* Start Dataset rows *

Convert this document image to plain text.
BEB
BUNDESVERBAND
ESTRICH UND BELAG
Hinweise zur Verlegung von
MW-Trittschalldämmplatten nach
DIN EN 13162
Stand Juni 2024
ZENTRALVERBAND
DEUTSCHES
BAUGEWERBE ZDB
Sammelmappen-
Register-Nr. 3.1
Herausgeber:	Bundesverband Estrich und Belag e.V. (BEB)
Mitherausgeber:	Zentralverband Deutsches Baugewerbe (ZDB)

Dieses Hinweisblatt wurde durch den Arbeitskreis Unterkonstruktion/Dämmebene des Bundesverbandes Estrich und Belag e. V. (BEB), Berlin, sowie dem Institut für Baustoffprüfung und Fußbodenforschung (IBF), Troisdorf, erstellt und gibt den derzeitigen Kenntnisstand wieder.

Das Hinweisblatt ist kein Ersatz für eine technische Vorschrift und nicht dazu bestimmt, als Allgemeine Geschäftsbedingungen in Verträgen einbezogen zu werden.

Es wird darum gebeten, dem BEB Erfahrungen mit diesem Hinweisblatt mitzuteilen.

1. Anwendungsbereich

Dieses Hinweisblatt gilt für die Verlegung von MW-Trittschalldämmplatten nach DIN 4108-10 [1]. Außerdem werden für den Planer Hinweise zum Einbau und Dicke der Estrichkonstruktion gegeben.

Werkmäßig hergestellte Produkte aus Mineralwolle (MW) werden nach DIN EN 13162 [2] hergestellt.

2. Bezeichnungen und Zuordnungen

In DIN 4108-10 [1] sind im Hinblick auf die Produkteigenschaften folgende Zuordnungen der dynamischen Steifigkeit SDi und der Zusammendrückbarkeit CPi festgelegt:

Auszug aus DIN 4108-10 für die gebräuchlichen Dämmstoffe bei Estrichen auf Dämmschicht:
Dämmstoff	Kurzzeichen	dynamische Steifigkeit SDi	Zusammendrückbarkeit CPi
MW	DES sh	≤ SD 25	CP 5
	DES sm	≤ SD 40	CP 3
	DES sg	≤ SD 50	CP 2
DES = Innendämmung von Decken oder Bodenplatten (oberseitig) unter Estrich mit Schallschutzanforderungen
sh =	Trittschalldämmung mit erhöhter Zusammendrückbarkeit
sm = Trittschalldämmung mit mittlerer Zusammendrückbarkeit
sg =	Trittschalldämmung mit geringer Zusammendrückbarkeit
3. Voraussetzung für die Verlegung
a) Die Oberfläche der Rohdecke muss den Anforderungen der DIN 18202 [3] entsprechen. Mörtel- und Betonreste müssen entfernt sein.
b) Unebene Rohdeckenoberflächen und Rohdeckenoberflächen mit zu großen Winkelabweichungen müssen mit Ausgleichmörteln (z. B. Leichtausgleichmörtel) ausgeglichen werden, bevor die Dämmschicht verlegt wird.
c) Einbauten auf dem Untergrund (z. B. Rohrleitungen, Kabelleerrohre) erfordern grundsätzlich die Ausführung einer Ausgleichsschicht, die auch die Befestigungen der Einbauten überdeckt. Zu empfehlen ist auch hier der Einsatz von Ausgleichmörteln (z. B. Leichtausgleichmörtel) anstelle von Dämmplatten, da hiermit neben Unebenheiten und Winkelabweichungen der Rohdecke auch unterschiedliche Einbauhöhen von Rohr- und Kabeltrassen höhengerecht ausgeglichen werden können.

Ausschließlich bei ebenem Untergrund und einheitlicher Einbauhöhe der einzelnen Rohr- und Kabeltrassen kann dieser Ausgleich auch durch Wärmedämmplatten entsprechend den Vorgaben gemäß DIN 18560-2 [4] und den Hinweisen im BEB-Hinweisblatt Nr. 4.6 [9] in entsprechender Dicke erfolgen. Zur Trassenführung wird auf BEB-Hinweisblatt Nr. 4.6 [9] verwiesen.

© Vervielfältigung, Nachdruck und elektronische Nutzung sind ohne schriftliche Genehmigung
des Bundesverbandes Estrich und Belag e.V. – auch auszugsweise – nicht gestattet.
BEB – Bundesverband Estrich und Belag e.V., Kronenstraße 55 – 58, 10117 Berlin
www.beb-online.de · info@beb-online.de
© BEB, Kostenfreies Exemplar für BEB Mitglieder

* End Dataset rows *
* Start Dataset rows *

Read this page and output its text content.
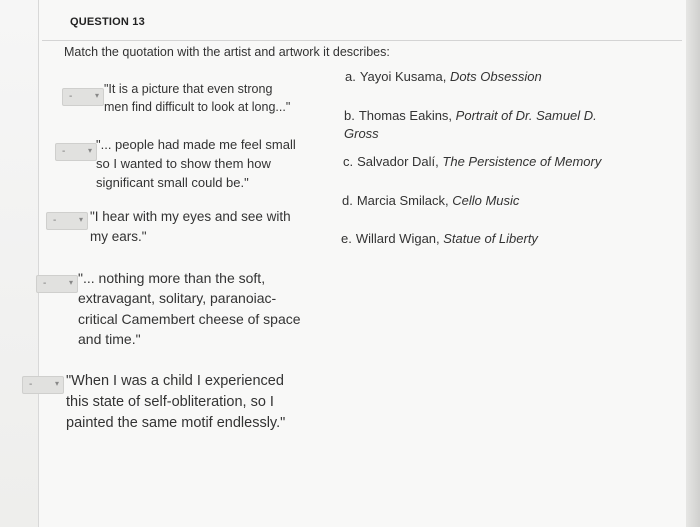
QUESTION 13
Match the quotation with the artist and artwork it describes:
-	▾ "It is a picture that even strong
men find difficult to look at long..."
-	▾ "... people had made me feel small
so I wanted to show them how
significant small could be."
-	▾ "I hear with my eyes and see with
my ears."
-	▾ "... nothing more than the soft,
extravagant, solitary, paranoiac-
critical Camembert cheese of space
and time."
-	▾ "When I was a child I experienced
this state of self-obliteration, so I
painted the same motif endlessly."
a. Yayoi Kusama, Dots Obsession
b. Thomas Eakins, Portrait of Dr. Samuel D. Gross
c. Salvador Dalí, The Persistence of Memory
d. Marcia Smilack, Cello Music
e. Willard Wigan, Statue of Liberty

* End Dataset rows *

### [Work to be completed]
Go through the material above and count the lines that contain "Steifigkeit"; answer with the number alone.

### [Exercise response]
2